[Given instruction]:
How many lines in the records below hold the string "xlabel"? Please answer with the number and nothing more.

--- Start of Data in this exercise ---

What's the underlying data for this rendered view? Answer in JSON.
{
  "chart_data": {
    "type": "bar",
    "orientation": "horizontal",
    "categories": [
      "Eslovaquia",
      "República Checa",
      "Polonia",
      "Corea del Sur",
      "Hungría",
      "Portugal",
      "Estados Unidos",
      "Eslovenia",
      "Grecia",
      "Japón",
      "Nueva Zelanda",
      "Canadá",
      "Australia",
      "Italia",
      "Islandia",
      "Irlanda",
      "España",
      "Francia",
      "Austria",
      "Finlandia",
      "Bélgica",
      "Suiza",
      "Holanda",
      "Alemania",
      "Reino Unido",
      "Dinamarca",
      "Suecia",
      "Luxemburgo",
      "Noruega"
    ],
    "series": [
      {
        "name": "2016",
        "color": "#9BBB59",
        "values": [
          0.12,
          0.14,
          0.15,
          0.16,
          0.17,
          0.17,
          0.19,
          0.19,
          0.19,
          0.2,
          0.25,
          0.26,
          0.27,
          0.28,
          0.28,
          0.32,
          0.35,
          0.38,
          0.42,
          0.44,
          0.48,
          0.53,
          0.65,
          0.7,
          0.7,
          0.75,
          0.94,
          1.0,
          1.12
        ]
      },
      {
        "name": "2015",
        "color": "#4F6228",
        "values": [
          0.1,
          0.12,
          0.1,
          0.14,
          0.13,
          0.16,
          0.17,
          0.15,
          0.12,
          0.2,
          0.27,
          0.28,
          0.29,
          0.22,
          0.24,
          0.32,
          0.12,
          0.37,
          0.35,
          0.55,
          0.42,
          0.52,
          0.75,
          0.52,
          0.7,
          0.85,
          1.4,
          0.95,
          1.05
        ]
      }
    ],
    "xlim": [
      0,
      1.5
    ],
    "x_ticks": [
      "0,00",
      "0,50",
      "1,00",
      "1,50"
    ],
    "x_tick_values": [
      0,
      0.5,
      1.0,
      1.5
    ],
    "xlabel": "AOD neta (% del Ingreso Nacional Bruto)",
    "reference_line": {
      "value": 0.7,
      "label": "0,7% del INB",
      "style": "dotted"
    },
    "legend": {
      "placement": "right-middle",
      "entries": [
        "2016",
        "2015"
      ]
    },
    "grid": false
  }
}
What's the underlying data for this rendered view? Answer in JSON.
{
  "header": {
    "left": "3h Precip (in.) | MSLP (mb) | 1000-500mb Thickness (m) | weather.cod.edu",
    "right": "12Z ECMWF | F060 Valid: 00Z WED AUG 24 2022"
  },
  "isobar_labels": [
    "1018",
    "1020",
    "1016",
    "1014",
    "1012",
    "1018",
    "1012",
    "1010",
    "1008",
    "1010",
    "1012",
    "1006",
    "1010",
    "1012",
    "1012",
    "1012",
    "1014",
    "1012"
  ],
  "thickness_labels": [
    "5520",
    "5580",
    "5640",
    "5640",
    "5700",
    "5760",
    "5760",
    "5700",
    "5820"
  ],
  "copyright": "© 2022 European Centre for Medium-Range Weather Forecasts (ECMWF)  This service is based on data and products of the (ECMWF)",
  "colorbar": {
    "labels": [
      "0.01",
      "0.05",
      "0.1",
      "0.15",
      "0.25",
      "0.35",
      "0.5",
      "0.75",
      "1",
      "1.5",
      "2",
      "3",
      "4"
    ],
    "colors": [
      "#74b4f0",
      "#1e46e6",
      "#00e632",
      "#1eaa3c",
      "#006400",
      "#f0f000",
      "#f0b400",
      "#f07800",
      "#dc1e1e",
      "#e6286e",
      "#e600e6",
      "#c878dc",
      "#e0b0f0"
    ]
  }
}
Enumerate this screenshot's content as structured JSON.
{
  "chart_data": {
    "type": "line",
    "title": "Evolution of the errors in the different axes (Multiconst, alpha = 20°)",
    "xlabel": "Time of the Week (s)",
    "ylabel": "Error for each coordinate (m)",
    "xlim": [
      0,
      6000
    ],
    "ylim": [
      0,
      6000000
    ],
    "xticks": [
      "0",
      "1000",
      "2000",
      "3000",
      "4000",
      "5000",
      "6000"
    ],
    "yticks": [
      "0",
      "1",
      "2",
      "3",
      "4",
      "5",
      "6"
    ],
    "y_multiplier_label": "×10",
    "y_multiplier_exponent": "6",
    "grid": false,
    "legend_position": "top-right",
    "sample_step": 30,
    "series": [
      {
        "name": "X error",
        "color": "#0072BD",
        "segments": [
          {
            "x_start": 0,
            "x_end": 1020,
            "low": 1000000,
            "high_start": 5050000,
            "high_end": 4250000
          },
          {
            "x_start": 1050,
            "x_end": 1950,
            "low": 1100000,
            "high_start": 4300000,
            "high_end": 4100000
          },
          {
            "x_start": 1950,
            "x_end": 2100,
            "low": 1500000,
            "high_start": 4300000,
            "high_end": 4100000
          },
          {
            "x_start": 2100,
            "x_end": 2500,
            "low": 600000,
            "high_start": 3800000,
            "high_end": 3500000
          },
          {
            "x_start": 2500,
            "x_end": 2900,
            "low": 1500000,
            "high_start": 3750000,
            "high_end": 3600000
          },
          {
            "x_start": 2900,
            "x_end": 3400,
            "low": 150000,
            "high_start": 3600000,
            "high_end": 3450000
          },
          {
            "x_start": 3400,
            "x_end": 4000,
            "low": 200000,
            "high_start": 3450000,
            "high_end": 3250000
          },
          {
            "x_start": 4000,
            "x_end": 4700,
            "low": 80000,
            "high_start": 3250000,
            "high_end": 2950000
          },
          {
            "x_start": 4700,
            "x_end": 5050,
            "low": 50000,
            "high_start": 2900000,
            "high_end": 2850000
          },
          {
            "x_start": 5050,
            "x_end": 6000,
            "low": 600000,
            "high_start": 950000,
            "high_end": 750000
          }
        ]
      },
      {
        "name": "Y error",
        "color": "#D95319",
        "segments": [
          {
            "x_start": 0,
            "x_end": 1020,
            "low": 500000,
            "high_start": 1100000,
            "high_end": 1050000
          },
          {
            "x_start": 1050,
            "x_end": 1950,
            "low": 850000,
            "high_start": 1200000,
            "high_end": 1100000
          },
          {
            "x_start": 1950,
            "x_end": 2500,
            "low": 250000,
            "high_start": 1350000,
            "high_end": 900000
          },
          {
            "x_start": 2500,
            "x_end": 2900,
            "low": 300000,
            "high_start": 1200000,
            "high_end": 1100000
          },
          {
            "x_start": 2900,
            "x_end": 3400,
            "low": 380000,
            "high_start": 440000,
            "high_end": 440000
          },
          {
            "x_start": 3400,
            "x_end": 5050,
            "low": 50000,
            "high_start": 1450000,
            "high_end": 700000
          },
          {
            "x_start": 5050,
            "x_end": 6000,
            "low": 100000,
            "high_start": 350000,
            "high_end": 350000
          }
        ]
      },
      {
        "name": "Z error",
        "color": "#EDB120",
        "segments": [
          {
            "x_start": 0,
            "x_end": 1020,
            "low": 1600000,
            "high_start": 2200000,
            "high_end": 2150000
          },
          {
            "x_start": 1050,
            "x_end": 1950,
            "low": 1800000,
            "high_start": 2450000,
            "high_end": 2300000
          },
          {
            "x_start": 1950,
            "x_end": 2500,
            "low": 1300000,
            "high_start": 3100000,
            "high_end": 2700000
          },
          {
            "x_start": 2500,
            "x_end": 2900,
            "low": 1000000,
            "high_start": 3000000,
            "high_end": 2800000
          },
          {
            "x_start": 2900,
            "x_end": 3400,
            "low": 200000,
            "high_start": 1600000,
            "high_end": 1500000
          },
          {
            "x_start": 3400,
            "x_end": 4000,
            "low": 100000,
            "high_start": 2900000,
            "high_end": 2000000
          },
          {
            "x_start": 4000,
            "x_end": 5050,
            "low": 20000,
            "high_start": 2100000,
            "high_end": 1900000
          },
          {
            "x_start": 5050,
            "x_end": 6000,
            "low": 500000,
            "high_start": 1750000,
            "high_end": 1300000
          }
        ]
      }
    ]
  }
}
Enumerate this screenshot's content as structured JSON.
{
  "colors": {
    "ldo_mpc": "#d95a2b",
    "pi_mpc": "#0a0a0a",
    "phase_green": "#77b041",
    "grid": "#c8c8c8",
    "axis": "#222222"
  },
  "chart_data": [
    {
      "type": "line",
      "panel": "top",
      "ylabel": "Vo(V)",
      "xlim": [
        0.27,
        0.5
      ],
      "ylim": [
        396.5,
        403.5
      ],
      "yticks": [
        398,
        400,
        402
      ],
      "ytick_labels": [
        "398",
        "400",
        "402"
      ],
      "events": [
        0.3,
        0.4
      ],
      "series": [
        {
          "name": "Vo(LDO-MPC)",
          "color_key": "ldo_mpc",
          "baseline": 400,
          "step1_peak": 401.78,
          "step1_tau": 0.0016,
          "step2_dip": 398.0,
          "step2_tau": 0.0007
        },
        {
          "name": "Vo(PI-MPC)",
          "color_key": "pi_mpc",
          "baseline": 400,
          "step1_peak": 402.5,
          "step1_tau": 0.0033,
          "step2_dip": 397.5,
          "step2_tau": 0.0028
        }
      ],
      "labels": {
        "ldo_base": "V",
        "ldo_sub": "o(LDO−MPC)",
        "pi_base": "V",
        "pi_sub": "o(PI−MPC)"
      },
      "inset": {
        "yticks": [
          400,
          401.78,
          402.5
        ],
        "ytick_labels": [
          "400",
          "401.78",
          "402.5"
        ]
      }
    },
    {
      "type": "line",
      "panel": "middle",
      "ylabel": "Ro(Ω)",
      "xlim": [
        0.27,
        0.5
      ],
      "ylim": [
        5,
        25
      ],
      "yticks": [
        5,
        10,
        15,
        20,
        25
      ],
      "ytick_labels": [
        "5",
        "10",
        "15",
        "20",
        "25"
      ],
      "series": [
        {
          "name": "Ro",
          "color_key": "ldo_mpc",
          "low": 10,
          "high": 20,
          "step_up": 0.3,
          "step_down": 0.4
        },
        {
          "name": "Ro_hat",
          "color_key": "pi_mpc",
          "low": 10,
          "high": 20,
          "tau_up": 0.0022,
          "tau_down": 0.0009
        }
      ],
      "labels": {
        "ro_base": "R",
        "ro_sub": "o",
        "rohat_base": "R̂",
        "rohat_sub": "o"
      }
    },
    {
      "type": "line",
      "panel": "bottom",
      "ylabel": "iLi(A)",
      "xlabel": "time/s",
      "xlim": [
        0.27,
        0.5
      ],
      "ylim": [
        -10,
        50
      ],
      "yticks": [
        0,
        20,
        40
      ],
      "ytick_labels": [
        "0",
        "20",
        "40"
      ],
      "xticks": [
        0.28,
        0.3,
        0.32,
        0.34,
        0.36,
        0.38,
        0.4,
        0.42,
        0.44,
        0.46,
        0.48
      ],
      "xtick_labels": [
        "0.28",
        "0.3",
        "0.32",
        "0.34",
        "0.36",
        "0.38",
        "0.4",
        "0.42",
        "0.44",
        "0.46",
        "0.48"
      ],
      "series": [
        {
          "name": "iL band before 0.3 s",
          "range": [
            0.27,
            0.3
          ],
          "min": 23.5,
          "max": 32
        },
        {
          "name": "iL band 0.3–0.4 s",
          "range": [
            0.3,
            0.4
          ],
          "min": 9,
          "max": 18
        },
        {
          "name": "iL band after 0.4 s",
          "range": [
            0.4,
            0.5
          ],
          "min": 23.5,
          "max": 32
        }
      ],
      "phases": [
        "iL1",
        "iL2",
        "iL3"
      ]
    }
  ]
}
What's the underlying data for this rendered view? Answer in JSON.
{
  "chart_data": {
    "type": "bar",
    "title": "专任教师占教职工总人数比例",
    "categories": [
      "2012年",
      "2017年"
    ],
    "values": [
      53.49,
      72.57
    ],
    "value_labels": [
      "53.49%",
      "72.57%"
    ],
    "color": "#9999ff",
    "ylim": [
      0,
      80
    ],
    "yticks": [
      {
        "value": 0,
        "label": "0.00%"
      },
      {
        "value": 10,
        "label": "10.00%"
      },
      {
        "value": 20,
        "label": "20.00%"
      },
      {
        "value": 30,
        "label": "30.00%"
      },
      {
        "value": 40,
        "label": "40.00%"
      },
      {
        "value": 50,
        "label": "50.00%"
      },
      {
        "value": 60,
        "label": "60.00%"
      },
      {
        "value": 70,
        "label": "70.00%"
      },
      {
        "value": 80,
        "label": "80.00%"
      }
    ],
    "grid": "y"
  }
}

--- End of Data in this exercise ---

[Solution]:
3